Work to do. Find every line below that contains the word "style" and copy it out.

Information shown.
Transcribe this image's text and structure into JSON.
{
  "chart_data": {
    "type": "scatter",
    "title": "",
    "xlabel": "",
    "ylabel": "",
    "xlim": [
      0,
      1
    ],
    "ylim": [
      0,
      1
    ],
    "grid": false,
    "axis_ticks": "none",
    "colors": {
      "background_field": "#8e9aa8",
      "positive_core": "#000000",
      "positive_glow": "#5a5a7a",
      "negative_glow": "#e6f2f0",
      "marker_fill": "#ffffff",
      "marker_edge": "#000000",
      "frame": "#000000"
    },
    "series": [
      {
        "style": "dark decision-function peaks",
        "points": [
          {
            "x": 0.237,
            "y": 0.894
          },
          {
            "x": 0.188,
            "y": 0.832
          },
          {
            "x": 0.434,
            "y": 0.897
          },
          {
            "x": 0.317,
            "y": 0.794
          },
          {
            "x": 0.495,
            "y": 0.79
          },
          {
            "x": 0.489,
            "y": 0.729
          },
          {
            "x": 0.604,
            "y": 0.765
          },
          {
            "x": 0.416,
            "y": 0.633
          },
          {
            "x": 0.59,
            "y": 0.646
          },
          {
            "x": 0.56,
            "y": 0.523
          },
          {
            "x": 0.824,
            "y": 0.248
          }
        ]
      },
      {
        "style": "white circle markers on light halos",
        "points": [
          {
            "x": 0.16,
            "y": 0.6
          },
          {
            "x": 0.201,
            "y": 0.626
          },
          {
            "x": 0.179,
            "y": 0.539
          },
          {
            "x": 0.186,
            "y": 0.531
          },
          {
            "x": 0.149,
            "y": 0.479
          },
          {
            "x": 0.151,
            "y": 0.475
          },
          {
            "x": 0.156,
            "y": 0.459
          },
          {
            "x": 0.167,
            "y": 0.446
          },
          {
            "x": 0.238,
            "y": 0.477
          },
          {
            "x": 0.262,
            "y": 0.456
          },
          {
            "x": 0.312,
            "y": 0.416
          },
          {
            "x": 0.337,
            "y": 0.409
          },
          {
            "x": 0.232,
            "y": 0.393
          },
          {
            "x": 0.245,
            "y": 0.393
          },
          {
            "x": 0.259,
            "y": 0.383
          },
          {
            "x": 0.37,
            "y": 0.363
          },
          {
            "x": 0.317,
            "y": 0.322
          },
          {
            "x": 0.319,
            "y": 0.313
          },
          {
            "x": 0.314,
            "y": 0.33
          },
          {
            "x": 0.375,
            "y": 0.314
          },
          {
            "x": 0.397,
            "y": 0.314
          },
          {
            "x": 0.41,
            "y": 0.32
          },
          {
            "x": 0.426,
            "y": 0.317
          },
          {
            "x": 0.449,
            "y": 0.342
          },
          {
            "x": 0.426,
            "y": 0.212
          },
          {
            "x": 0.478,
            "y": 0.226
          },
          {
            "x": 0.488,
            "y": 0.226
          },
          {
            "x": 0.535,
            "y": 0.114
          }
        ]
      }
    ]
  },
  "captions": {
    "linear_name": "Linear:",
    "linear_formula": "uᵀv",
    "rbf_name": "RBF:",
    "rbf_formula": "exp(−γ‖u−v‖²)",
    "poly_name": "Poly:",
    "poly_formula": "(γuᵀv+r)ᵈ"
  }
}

Result of the exercise.
        "style": "dark decision-function peaks",
        "style": "white circle markers on light halos",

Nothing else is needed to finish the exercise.